- **DESCRIPTION OF THE TASK**:
Work out how many lines of the records hold the string "text", and reply with that number alone.

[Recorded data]
+---+
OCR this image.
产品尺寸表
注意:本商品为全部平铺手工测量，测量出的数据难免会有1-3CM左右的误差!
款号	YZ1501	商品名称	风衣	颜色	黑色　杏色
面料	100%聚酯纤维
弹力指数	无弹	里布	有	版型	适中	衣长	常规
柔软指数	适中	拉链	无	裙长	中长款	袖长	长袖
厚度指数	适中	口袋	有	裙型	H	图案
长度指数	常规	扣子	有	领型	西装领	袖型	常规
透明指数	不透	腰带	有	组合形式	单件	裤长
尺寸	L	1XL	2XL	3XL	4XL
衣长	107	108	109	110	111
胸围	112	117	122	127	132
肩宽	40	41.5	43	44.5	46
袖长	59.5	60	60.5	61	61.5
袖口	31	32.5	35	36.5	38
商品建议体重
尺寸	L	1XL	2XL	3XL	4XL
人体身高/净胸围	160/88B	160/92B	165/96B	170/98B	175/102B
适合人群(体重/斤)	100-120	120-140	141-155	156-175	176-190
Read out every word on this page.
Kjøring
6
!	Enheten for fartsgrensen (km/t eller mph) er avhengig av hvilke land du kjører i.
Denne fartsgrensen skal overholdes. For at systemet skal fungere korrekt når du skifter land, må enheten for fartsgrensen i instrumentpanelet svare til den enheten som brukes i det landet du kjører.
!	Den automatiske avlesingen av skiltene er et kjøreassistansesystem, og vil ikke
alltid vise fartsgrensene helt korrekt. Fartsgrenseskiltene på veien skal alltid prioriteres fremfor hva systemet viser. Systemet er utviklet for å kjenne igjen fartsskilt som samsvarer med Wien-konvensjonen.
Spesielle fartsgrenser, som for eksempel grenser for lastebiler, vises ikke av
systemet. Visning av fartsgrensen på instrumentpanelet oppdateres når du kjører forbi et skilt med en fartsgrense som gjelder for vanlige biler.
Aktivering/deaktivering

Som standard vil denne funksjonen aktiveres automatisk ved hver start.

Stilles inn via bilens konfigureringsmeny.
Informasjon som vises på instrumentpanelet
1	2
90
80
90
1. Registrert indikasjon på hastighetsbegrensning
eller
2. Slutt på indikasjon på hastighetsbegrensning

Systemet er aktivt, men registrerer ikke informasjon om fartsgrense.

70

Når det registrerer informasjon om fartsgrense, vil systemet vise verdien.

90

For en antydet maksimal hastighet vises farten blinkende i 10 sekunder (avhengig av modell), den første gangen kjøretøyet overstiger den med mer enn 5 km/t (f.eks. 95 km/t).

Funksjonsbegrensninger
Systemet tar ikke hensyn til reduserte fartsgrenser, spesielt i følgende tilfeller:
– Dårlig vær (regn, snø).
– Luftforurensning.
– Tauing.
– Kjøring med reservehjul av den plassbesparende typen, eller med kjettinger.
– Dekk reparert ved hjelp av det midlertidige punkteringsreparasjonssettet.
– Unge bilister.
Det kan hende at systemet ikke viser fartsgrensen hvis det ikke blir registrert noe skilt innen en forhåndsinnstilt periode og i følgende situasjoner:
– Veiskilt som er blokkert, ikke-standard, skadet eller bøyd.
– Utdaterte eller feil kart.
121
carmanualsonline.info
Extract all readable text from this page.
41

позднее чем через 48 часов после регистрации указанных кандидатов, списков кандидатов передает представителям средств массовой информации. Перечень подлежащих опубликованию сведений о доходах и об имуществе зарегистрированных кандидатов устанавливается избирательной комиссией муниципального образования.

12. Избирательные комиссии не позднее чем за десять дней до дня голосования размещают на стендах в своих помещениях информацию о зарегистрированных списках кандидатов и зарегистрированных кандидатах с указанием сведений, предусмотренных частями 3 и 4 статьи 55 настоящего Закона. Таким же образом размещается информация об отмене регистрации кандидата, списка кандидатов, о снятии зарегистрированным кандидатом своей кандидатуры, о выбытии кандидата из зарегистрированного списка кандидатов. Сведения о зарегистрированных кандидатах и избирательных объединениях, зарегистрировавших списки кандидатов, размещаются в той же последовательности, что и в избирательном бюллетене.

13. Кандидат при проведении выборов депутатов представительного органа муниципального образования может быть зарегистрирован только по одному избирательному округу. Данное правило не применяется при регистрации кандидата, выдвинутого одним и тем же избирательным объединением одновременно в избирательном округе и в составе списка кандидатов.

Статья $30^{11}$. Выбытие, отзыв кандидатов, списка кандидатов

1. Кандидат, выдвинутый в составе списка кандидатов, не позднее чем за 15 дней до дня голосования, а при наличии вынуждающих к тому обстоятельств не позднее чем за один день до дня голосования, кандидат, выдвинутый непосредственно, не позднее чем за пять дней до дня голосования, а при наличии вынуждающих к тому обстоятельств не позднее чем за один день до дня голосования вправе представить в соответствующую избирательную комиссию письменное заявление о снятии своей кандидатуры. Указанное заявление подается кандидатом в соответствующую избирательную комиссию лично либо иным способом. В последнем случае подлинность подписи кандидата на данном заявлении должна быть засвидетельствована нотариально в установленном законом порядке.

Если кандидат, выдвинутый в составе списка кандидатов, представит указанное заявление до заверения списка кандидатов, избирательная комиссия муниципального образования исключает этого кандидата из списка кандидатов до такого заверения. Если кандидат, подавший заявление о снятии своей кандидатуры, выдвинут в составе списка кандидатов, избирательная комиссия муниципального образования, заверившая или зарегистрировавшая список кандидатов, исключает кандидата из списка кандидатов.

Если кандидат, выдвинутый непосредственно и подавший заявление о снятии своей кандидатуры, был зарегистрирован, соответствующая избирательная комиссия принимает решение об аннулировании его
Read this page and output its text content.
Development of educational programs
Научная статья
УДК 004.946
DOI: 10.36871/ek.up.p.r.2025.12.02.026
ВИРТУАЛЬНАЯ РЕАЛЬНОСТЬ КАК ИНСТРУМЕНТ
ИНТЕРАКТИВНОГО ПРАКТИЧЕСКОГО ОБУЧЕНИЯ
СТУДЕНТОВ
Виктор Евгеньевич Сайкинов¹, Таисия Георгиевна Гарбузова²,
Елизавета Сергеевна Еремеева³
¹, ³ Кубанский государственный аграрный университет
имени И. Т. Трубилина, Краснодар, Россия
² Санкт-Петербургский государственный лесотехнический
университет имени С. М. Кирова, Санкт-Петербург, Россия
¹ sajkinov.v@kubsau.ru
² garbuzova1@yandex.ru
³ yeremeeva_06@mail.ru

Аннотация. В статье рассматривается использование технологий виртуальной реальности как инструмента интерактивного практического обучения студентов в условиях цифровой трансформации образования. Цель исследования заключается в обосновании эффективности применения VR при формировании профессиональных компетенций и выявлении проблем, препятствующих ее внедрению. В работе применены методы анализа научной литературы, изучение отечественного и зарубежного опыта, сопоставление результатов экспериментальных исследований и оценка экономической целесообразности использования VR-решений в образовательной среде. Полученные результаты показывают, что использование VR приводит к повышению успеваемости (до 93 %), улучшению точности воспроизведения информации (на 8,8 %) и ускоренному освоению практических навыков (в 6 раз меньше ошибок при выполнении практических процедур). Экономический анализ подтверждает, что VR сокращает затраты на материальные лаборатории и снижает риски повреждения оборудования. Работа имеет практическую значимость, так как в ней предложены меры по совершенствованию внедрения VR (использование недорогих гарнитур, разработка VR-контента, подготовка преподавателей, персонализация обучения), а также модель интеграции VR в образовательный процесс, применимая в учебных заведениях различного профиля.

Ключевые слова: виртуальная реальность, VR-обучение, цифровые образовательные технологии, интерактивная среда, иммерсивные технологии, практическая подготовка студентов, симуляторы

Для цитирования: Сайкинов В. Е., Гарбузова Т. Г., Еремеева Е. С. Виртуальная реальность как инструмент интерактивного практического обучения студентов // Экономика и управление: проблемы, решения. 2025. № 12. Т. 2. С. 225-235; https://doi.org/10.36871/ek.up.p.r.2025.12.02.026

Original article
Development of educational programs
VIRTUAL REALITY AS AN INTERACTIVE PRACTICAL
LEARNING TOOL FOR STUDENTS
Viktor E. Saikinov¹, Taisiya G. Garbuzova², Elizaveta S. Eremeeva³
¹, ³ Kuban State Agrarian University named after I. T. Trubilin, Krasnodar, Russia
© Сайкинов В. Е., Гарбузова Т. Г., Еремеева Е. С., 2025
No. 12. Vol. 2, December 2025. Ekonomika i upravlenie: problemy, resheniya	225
+---+
- **FINISHED ANSWER**:
2